**What the exercise asks:**
Extract the text of every entry below exactly; leave images out.

**Material for this task:**
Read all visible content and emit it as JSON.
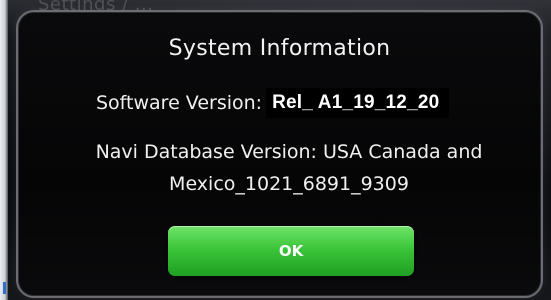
{
  "background": {
    "title_text": "Settings / ..."
  },
  "dialog": {
    "title": "System Information",
    "software_version_label": "Software Version:",
    "software_version_value": "Rel_ A1_19_12_20",
    "navi_database_text": "Navi Database Version: USA Canada and Mexico_1021_6891_9309",
    "ok_label": "OK"
  },
  "colors": {
    "dialog_background": "#060607",
    "dialog_border": "#6c6d72",
    "ok_button": "#3cc53a",
    "text": "#f0f0f0",
    "highlight_box": "#000000"
  }
}
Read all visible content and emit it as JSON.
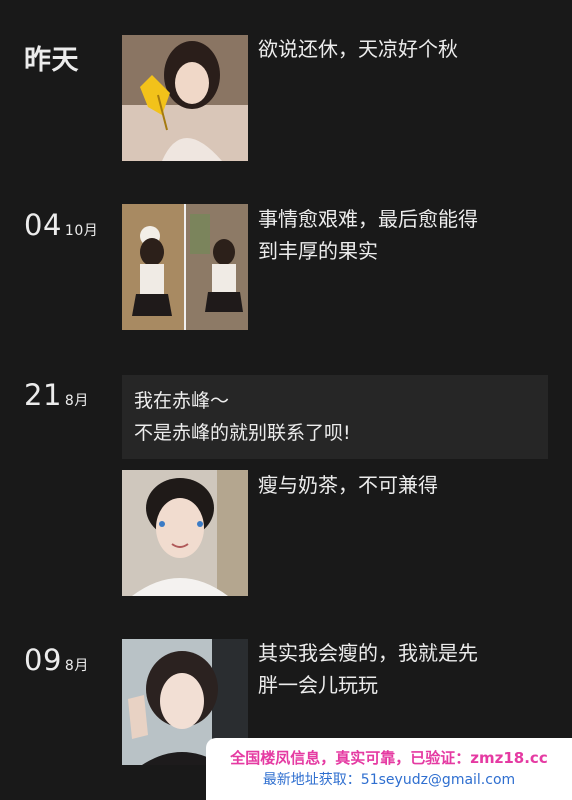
{
  "entries": [
    {
      "day": "昨天",
      "caption": "欲说还休，天凉好个秋"
    },
    {
      "day": "04",
      "month": "10月",
      "caption_lines": [
        "事情愈艰难，最后愈能得",
        "到丰厚的果实"
      ]
    },
    {
      "day": "21",
      "month": "8月",
      "text_lines": [
        "我在赤峰～",
        "不是赤峰的就别联系了呗!"
      ],
      "caption": "瘦与奶茶，不可兼得"
    },
    {
      "day": "09",
      "month": "8月",
      "caption_lines": [
        "其实我会瘦的，我就是先",
        "胖一会儿玩玩"
      ]
    }
  ],
  "banner": {
    "line1": "全国楼凤信息，真实可靠，已验证：zmz18.cc",
    "line2": "最新地址获取：51seyudz@gmail.com"
  }
}
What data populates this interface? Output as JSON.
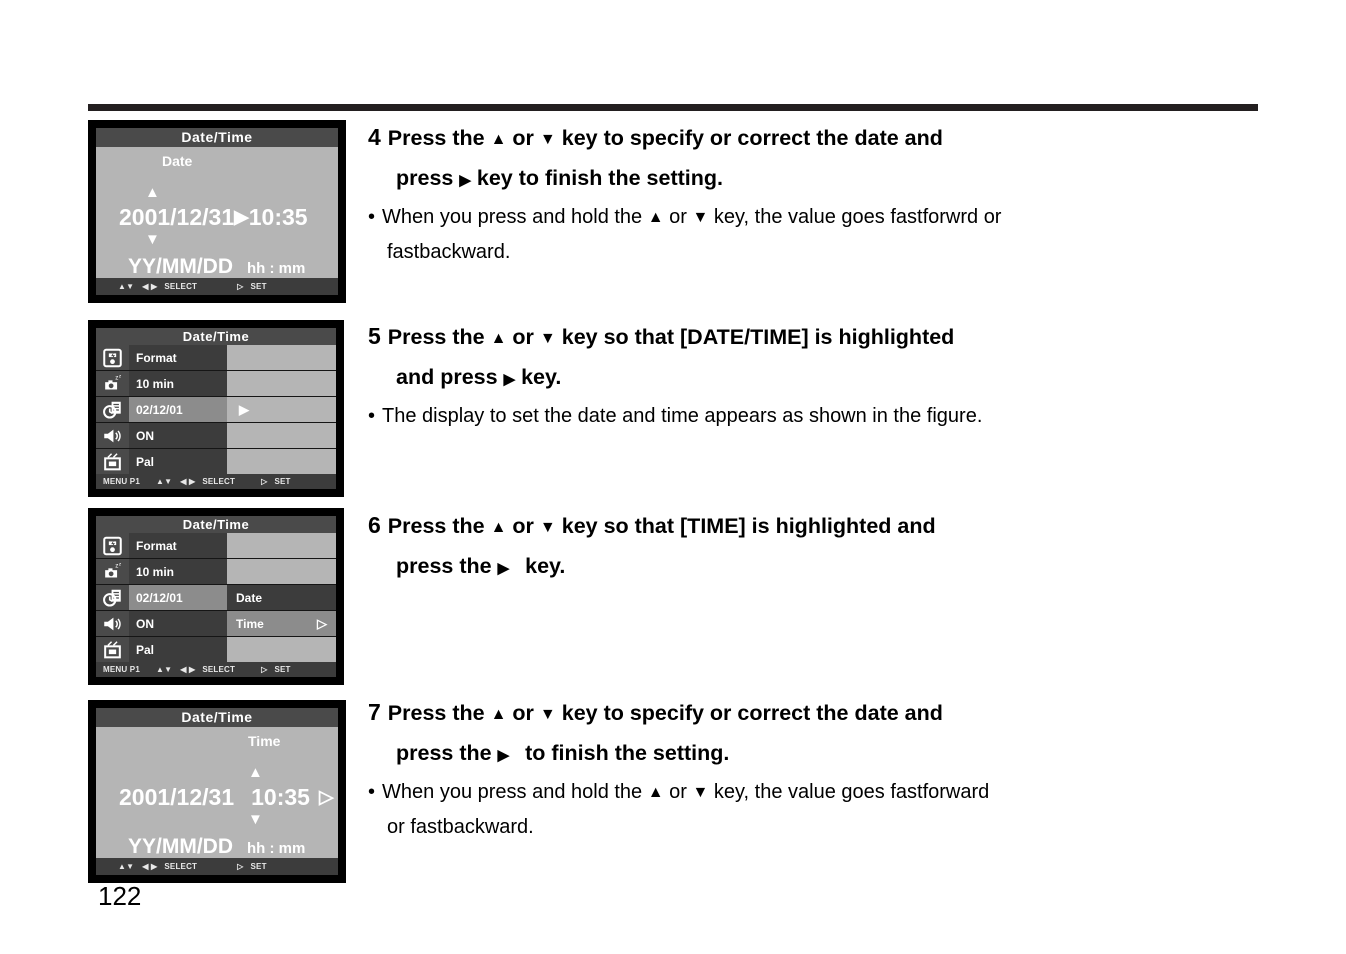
{
  "page": {
    "number": "122"
  },
  "screens": [
    {
      "id": "date-entry",
      "title": "Date/Time",
      "mode_label": "Date",
      "date_value": "2001/12/31",
      "separator_icon": "caret-right-icon",
      "time_value": "10:35",
      "date_format": "YY/MM/DD",
      "time_format": "hh : mm",
      "up_arrow": "▲",
      "down_arrow": "▼",
      "footer": {
        "menu": "",
        "updown_glyph": "▲▼",
        "leftright_glyph": "◀ ▶",
        "select_label": "SELECT",
        "set_glyph": "▷",
        "set_label": "SET"
      }
    },
    {
      "id": "menu-date-highlighted",
      "title": "Date/Time",
      "rows": [
        {
          "icon": "format-card-icon",
          "value": "Format",
          "right": "",
          "value_selected": false,
          "right_state": "blank"
        },
        {
          "icon": "camera-sleep-icon",
          "value": "10 min",
          "right": "",
          "value_selected": false,
          "right_state": "blank"
        },
        {
          "icon": "clock-date-icon",
          "value": "02/12/01",
          "right": "",
          "value_selected": true,
          "right_state": "blank"
        },
        {
          "icon": "speaker-icon",
          "value": "ON",
          "right": "",
          "value_selected": false,
          "right_state": "blank"
        },
        {
          "icon": "tv-icon",
          "value": "Pal",
          "right": "",
          "value_selected": false,
          "right_state": "blank"
        }
      ],
      "right_pointer": "▶",
      "footer": {
        "menu": "MENU P1",
        "updown_glyph": "▲▼",
        "leftright_glyph": "◀ ▶",
        "select_label": "SELECT",
        "set_glyph": "▷",
        "set_label": "SET"
      }
    },
    {
      "id": "menu-time-highlighted",
      "title": "Date/Time",
      "rows": [
        {
          "icon": "format-card-icon",
          "value": "Format",
          "right": "",
          "value_selected": false,
          "right_state": "blank"
        },
        {
          "icon": "camera-sleep-icon",
          "value": "10 min",
          "right": "",
          "value_selected": false,
          "right_state": "blank"
        },
        {
          "icon": "clock-date-icon",
          "value": "02/12/01",
          "right": "Date",
          "value_selected": true,
          "right_state": "dark"
        },
        {
          "icon": "speaker-icon",
          "value": "ON",
          "right": "Time",
          "value_selected": false,
          "right_state": "sel"
        },
        {
          "icon": "tv-icon",
          "value": "Pal",
          "right": "",
          "value_selected": false,
          "right_state": "blank"
        }
      ],
      "right_pointer": "▷",
      "footer": {
        "menu": "MENU P1",
        "updown_glyph": "▲▼",
        "leftright_glyph": "◀ ▶",
        "select_label": "SELECT",
        "set_glyph": "▷",
        "set_label": "SET"
      }
    },
    {
      "id": "time-entry",
      "title": "Date/Time",
      "mode_label": "Time",
      "date_value": "2001/12/31",
      "separator_icon": "caret-right-icon",
      "time_value": "10:35",
      "date_format": "YY/MM/DD",
      "time_format": "hh : mm",
      "up_arrow": "▲",
      "down_arrow": "▼",
      "footer": {
        "menu": "",
        "updown_glyph": "▲▼",
        "leftright_glyph": "◀ ▶",
        "select_label": "SELECT",
        "set_glyph": "▷",
        "set_label": "SET"
      }
    }
  ],
  "steps": [
    {
      "number": "4",
      "head_part1": "Press the",
      "head_up": "▲",
      "head_or": "or",
      "head_down": "▼",
      "head_part2": "key to specify or correct the date and",
      "head_line2_part1": "press",
      "head_line2_right": "▶",
      "head_line2_part2": "key  to finish the setting.",
      "bullet_dot": "•",
      "bullet_part1": "When you press and hold the",
      "bullet_up": "▲",
      "bullet_or": "or",
      "bullet_down": "▼",
      "bullet_part2": "key, the value goes fastforwrd or",
      "bullet_line2": "fastbackward."
    },
    {
      "number": "5",
      "head_part1": "Press the",
      "head_up": "▲",
      "head_or": "or",
      "head_down": "▼",
      "head_part2": "key so that [DATE/TIME] is highlighted",
      "head_line2_part1": "and press",
      "head_line2_right": "▶",
      "head_line2_part2": "key.",
      "bullet_dot": "•",
      "bullet_part1": "The display to set the date and time appears as shown in the figure.",
      "bullet_up": "",
      "bullet_or": "",
      "bullet_down": "",
      "bullet_part2": "",
      "bullet_line2": ""
    },
    {
      "number": "6",
      "head_part1": "Press the",
      "head_up": "▲",
      "head_or": "or",
      "head_down": "▼",
      "head_part2": "key so that [TIME] is highlighted and",
      "head_line2_part1": "press the",
      "head_line2_right": "▶",
      "head_line2_part2": "key.",
      "bullet_dot": "",
      "bullet_part1": "",
      "bullet_up": "",
      "bullet_or": "",
      "bullet_down": "",
      "bullet_part2": "",
      "bullet_line2": ""
    },
    {
      "number": "7",
      "head_part1": "Press the",
      "head_up": "▲",
      "head_or": "or",
      "head_down": "▼",
      "head_part2": "key to specify or correct the date and",
      "head_line2_part1": "press the",
      "head_line2_right": "▶",
      "head_line2_part2": "to finish the setting.",
      "bullet_dot": "•",
      "bullet_part1": "When you press and hold the",
      "bullet_up": "▲",
      "bullet_or": "or",
      "bullet_down": "▼",
      "bullet_part2": "key, the value goes fastforward",
      "bullet_line2": "or fastbackward."
    }
  ],
  "colors": {
    "ink": "#231f20",
    "lcd_bg": "#b5b5b5",
    "lcd_title_bar": "#4a4a4a",
    "lcd_row_dark": "#3c3c3c",
    "lcd_row_selected": "#8c8c8c",
    "frame": "#000000"
  }
}
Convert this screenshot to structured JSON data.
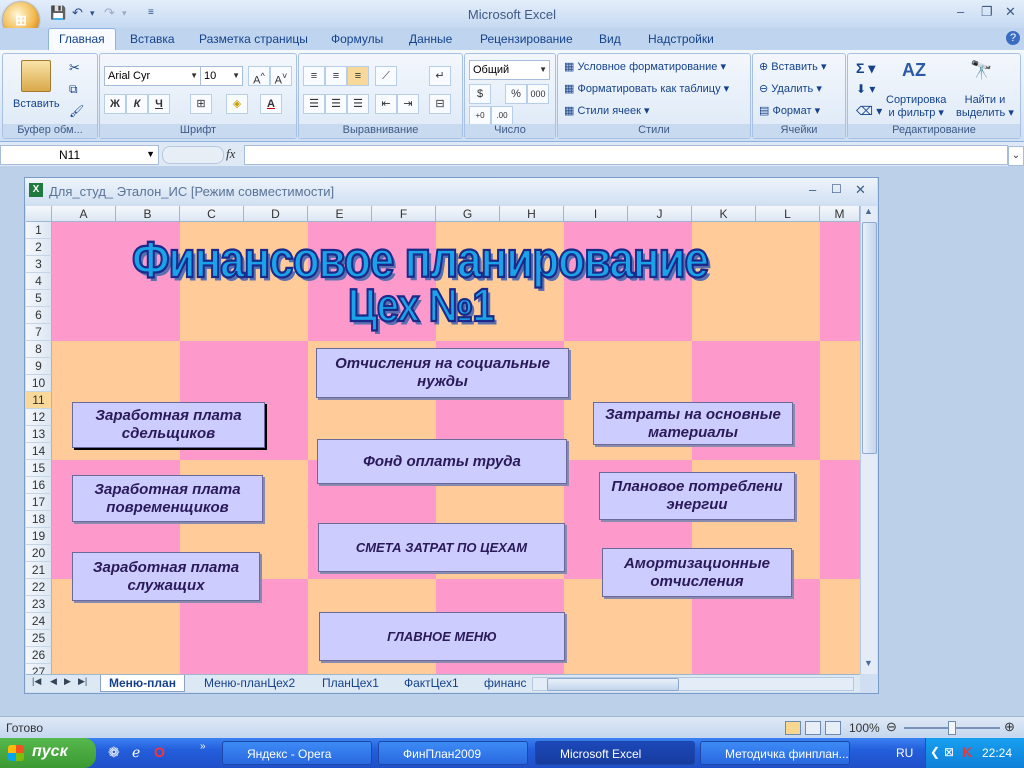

**Written answer:**
Read all visible content and emit it as JSON.
{
  "background": {
    "title_text": "Settings / ..."
  },
  "dialog": {
    "title": "System Information",
    "software_version_label": "Software Version:",
    "software_version_value": "Rel_ A1_19_12_20",
    "navi_database_text": "Navi Database Version: USA Canada and Mexico_1021_6891_9309",
    "ok_label": "OK"
  },
  "colors": {
    "dialog_background": "#060607",
    "dialog_border": "#6c6d72",
    "ok_button": "#3cc53a",
    "text": "#f0f0f0",
    "highlight_box": "#000000"
  }
}
Read all visible content and emit it as JSON.
{
  "entries": [
    {
      "day": "昨天",
      "caption": "欲说还休，天凉好个秋"
    },
    {
      "day": "04",
      "month": "10月",
      "caption_lines": [
        "事情愈艰难，最后愈能得",
        "到丰厚的果实"
      ]
    },
    {
      "day": "21",
      "month": "8月",
      "text_lines": [
        "我在赤峰～",
        "不是赤峰的就别联系了呗!"
      ],
      "caption": "瘦与奶茶，不可兼得"
    },
    {
      "day": "09",
      "month": "8月",
      "caption_lines": [
        "其实我会瘦的，我就是先",
        "胖一会儿玩玩"
      ]
    }
  ],
  "banner": {
    "line1": "全国楼凤信息，真实可靠，已验证：zmz18.cc",
    "line2": "最新地址获取：51seyudz@gmail.com"
  }
}
What data populates this interface? Output as JSON.
{
  "page": {
    "number": "122"
  },
  "screens": [
    {
      "id": "date-entry",
      "title": "Date/Time",
      "mode_label": "Date",
      "date_value": "2001/12/31",
      "separator_icon": "caret-right-icon",
      "time_value": "10:35",
      "date_format": "YY/MM/DD",
      "time_format": "hh : mm",
      "up_arrow": "▲",
      "down_arrow": "▼",
      "footer": {
        "menu": "",
        "updown_glyph": "▲▼",
        "leftright_glyph": "◀ ▶",
        "select_label": "SELECT",
        "set_glyph": "▷",
        "set_label": "SET"
      }
    },
    {
      "id": "menu-date-highlighted",
      "title": "Date/Time",
      "rows": [
        {
          "icon": "format-card-icon",
          "value": "Format",
          "right": "",
          "value_selected": false,
          "right_state": "blank"
        },
        {
          "icon": "camera-sleep-icon",
          "value": "10 min",
          "right": "",
          "value_selected": false,
          "right_state": "blank"
        },
        {
          "icon": "clock-date-icon",
          "value": "02/12/01",
          "right": "",
          "value_selected": true,
          "right_state": "blank"
        },
        {
          "icon": "speaker-icon",
          "value": "ON",
          "right": "",
          "value_selected": false,
          "right_state": "blank"
        },
        {
          "icon": "tv-icon",
          "value": "Pal",
          "right": "",
          "value_selected": false,
          "right_state": "blank"
        }
      ],
      "right_pointer": "▶",
      "footer": {
        "menu": "MENU P1",
        "updown_glyph": "▲▼",
        "leftright_glyph": "◀ ▶",
        "select_label": "SELECT",
        "set_glyph": "▷",
        "set_label": "SET"
      }
    },
    {
      "id": "menu-time-highlighted",
      "title": "Date/Time",
      "rows": [
        {
          "icon": "format-card-icon",
          "value": "Format",
          "right": "",
          "value_selected": false,
          "right_state": "blank"
        },
        {
          "icon": "camera-sleep-icon",
          "value": "10 min",
          "right": "",
          "value_selected": false,
          "right_state": "blank"
        },
        {
          "icon": "clock-date-icon",
          "value": "02/12/01",
          "right": "Date",
          "value_selected": true,
          "right_state": "dark"
        },
        {
          "icon": "speaker-icon",
          "value": "ON",
          "right": "Time",
          "value_selected": false,
          "right_state": "sel"
        },
        {
          "icon": "tv-icon",
          "value": "Pal",
          "right": "",
          "value_selected": false,
          "right_state": "blank"
        }
      ],
      "right_pointer": "▷",
      "footer": {
        "menu": "MENU P1",
        "updown_glyph": "▲▼",
        "leftright_glyph": "◀ ▶",
        "select_label": "SELECT",
        "set_glyph": "▷",
        "set_label": "SET"
      }
    },
    {
      "id": "time-entry",
      "title": "Date/Time",
      "mode_label": "Time",
      "date_value": "2001/12/31",
      "separator_icon": "caret-right-icon",
      "time_value": "10:35",
      "date_format": "YY/MM/DD",
      "time_format": "hh : mm",
      "up_arrow": "▲",
      "down_arrow": "▼",
      "footer": {
        "menu": "",
        "updown_glyph": "▲▼",
        "leftright_glyph": "◀ ▶",
        "select_label": "SELECT",
        "set_glyph": "▷",
        "set_label": "SET"
      }
    }
  ],
  "steps": [
    {
      "number": "4",
      "head_part1": "Press the",
      "head_up": "▲",
      "head_or": "or",
      "head_down": "▼",
      "head_part2": "key to specify or correct the date and",
      "head_line2_part1": "press",
      "head_line2_right": "▶",
      "head_line2_part2": "key  to finish the setting.",
      "bullet_dot": "•",
      "bullet_part1": "When you press and hold the",
      "bullet_up": "▲",
      "bullet_or": "or",
      "bullet_down": "▼",
      "bullet_part2": "key, the value goes fastforwrd or",
      "bullet_line2": "fastbackward."
    },
    {
      "number": "5",
      "head_part1": "Press the",
      "head_up": "▲",
      "head_or": "or",
      "head_down": "▼",
      "head_part2": "key so that [DATE/TIME] is highlighted",
      "head_line2_part1": "and press",
      "head_line2_right": "▶",
      "head_line2_part2": "key.",
      "bullet_dot": "•",
      "bullet_part1": "The display to set the date and time appears as shown in the figure.",
      "bullet_up": "",
      "bullet_or": "",
      "bullet_down": "",
      "bullet_part2": "",
      "bullet_line2": ""
    },
    {
      "number": "6",
      "head_part1": "Press the",
      "head_up": "▲",
      "head_or": "or",
      "head_down": "▼",
      "head_part2": "key so that [TIME] is highlighted and",
      "head_line2_part1": "press the",
      "head_line2_right": "▶",
      "head_line2_part2": "key.",
      "bullet_dot": "",
      "bullet_part1": "",
      "bullet_up": "",
      "bullet_or": "",
      "bullet_down": "",
      "bullet_part2": "",
      "bullet_line2": ""
    },
    {
      "number": "7",
      "head_part1": "Press the",
      "head_up": "▲",
      "head_or": "or",
      "head_down": "▼",
      "head_part2": "key to specify or correct the date and",
      "head_line2_part1": "press the",
      "head_line2_right": "▶",
      "head_line2_part2": "to finish the setting.",
      "bullet_dot": "•",
      "bullet_part1": "When you press and hold the",
      "bullet_up": "▲",
      "bullet_or": "or",
      "bullet_down": "▼",
      "bullet_part2": "key, the value goes fastforward",
      "bullet_line2": "or fastbackward."
    }
  ],
  "colors": {
    "ink": "#231f20",
    "lcd_bg": "#b5b5b5",
    "lcd_title_bar": "#4a4a4a",
    "lcd_row_dark": "#3c3c3c",
    "lcd_row_selected": "#8c8c8c",
    "frame": "#000000"
  }
}
Convert this screenshot to structured JSON data.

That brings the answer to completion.